● **Description of the task**: Extract the full set of records that follows, word for word.

(Data entries)
▬▬▬▬▬▬▬▬▬▬

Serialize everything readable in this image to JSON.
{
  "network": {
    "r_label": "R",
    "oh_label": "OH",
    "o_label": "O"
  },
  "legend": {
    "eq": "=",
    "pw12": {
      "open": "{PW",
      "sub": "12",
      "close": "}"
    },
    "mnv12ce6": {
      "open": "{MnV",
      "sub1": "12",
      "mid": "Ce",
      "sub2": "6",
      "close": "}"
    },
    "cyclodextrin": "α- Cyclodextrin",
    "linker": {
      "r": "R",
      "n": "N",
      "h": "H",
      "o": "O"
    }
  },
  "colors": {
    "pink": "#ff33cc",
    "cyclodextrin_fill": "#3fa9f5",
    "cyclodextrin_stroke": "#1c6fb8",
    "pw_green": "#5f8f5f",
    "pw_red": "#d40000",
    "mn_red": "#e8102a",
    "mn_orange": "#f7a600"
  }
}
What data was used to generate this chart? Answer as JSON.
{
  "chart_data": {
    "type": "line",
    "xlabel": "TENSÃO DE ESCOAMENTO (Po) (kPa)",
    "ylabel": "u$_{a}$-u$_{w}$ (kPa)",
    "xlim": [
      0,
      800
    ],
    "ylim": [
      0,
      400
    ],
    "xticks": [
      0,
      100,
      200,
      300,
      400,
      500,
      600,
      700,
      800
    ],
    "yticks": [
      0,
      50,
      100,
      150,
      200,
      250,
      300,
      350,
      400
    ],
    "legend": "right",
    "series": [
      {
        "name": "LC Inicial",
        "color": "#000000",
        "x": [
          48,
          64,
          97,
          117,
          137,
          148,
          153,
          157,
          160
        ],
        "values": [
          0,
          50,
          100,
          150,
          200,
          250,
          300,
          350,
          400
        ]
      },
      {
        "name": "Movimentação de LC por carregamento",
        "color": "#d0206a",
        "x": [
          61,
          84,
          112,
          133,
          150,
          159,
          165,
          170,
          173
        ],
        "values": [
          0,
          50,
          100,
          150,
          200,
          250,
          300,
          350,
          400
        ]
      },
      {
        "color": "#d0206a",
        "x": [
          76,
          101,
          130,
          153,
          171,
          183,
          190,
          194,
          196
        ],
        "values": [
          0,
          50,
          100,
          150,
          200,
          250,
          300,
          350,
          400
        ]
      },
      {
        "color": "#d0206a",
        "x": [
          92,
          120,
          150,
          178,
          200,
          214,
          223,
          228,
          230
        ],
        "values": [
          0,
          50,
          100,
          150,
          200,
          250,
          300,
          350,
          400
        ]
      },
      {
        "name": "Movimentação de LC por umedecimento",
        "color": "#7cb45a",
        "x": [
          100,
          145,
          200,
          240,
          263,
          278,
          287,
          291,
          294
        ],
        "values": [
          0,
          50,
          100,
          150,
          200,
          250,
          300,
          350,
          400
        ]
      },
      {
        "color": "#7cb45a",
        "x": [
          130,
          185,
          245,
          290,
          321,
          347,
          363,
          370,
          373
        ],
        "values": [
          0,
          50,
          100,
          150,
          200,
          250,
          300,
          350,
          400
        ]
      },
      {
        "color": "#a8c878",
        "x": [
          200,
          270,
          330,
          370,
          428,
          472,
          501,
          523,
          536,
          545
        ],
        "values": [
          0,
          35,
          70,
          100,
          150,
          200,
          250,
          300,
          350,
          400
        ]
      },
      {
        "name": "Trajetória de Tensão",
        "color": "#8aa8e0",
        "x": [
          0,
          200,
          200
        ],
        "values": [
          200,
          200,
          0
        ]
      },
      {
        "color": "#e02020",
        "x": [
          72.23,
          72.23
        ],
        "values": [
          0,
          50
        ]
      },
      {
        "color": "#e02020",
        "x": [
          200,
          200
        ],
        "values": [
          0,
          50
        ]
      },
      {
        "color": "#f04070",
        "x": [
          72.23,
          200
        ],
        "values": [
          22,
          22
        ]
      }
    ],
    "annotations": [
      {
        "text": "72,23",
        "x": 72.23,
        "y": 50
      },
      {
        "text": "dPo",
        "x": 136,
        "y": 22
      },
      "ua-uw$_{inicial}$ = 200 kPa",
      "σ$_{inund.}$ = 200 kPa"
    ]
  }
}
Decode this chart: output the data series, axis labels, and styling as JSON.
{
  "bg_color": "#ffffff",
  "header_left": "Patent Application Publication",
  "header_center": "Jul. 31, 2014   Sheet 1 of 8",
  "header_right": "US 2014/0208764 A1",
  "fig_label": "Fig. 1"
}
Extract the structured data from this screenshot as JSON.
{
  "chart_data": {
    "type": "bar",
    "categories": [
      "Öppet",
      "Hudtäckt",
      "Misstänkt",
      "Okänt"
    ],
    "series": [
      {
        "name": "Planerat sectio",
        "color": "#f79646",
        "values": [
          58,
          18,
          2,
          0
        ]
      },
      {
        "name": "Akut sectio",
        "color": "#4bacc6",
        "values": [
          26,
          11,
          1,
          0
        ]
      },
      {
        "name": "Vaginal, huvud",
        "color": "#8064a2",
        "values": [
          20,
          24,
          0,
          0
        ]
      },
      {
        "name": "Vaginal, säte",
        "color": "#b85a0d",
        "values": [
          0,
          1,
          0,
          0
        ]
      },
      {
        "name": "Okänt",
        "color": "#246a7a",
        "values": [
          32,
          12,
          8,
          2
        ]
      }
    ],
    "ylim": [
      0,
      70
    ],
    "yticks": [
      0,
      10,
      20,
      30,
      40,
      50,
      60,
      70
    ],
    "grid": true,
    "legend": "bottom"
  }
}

▬▬▬▬▬▬▬▬▬▬

● **Exercise response**:
Serialize everything readable in this image to JSON.
{
  "network": {
    "r_label": "R",
    "oh_label": "OH",
    "o_label": "O"
  },
  "legend": {
    "eq": "=",
    "pw12": {
      "open": "{PW",
      "sub": "12",
      "close": "}"
    },
    "mnv12ce6": {
      "open": "{MnV",
      "sub1": "12",
      "mid": "Ce",
      "sub2": "6",
      "close": "}"
    },
    "cyclodextrin": "α- Cyclodextrin",
    "linker": {
      "r": "R",
      "n": "N",
      "h": "H",
      "o": "O"
    }
  },
  "colors": {
    "pink": "#ff33cc",
    "cyclodextrin_fill": "#3fa9f5",
    "cyclodextrin_stroke": "#1c6fb8",
    "pw_green": "#5f8f5f",
    "pw_red": "#d40000",
    "mn_red": "#e8102a",
    "mn_orange": "#f7a600"
  }
}
What data was used to generate this chart? Answer as JSON.
{
  "chart_data": {
    "type": "line",
    "xlabel": "TENSÃO DE ESCOAMENTO (Po) (kPa)",
    "ylabel": "u$_{a}$-u$_{w}$ (kPa)",
    "xlim": [
      0,
      800
    ],
    "ylim": [
      0,
      400
    ],
    "xticks": [
      0,
      100,
      200,
      300,
      400,
      500,
      600,
      700,
      800
    ],
    "yticks": [
      0,
      50,
      100,
      150,
      200,
      250,
      300,
      350,
      400
    ],
    "legend": "right",
    "series": [
      {
        "name": "LC Inicial",
        "color": "#000000",
        "x": [
          48,
          64,
          97,
          117,
          137,
          148,
          153,
          157,
          160
        ],
        "values": [
          0,
          50,
          100,
          150,
          200,
          250,
          300,
          350,
          400
        ]
      },
      {
        "name": "Movimentação de LC por carregamento",
        "color": "#d0206a",
        "x": [
          61,
          84,
          112,
          133,
          150,
          159,
          165,
          170,
          173
        ],
        "values": [
          0,
          50,
          100,
          150,
          200,
          250,
          300,
          350,
          400
        ]
      },
      {
        "color": "#d0206a",
        "x": [
          76,
          101,
          130,
          153,
          171,
          183,
          190,
          194,
          196
        ],
        "values": [
          0,
          50,
          100,
          150,
          200,
          250,
          300,
          350,
          400
        ]
      },
      {
        "color": "#d0206a",
        "x": [
          92,
          120,
          150,
          178,
          200,
          214,
          223,
          228,
          230
        ],
        "values": [
          0,
          50,
          100,
          150,
          200,
          250,
          300,
          350,
          400
        ]
      },
      {
        "name": "Movimentação de LC por umedecimento",
        "color": "#7cb45a",
        "x": [
          100,
          145,
          200,
          240,
          263,
          278,
          287,
          291,
          294
        ],
        "values": [
          0,
          50,
          100,
          150,
          200,
          250,
          300,
          350,
          400
        ]
      },
      {
        "color": "#7cb45a",
        "x": [
          130,
          185,
          245,
          290,
          321,
          347,
          363,
          370,
          373
        ],
        "values": [
          0,
          50,
          100,
          150,
          200,
          250,
          300,
          350,
          400
        ]
      },
      {
        "color": "#a8c878",
        "x": [
          200,
          270,
          330,
          370,
          428,
          472,
          501,
          523,
          536,
          545
        ],
        "values": [
          0,
          35,
          70,
          100,
          150,
          200,
          250,
          300,
          350,
          400
        ]
      },
      {
        "name": "Trajetória de Tensão",
        "color": "#8aa8e0",
        "x": [
          0,
          200,
          200
        ],
        "values": [
          200,
          200,
          0
        ]
      },
      {
        "color": "#e02020",
        "x": [
          72.23,
          72.23
        ],
        "values": [
          0,
          50
        ]
      },
      {
        "color": "#e02020",
        "x": [
          200,
          200
        ],
        "values": [
          0,
          50
        ]
      },
      {
        "color": "#f04070",
        "x": [
          72.23,
          200
        ],
        "values": [
          22,
          22
        ]
      }
    ],
    "annotations": [
      {
        "text": "72,23",
        "x": 72.23,
        "y": 50
      },
      {
        "text": "dPo",
        "x": 136,
        "y": 22
      },
      "ua-uw$_{inicial}$ = 200 kPa",
      "σ$_{inund.}$ = 200 kPa"
    ]
  }
}
Decode this chart: output the data series, axis labels, and styling as JSON.
{
  "bg_color": "#ffffff",
  "header_left": "Patent Application Publication",
  "header_center": "Jul. 31, 2014   Sheet 1 of 8",
  "header_right": "US 2014/0208764 A1",
  "fig_label": "Fig. 1"
}
Extract the structured data from this screenshot as JSON.
{
  "chart_data": {
    "type": "bar",
    "categories": [
      "Öppet",
      "Hudtäckt",
      "Misstänkt",
      "Okänt"
    ],
    "series": [
      {
        "name": "Planerat sectio",
        "color": "#f79646",
        "values": [
          58,
          18,
          2,
          0
        ]
      },
      {
        "name": "Akut sectio",
        "color": "#4bacc6",
        "values": [
          26,
          11,
          1,
          0
        ]
      },
      {
        "name": "Vaginal, huvud",
        "color": "#8064a2",
        "values": [
          20,
          24,
          0,
          0
        ]
      },
      {
        "name": "Vaginal, säte",
        "color": "#b85a0d",
        "values": [
          0,
          1,
          0,
          0
        ]
      },
      {
        "name": "Okänt",
        "color": "#246a7a",
        "values": [
          32,
          12,
          8,
          2
        ]
      }
    ],
    "ylim": [
      0,
      70
    ],
    "yticks": [
      0,
      10,
      20,
      30,
      40,
      50,
      60,
      70
    ],
    "grid": true,
    "legend": "bottom"
  }
}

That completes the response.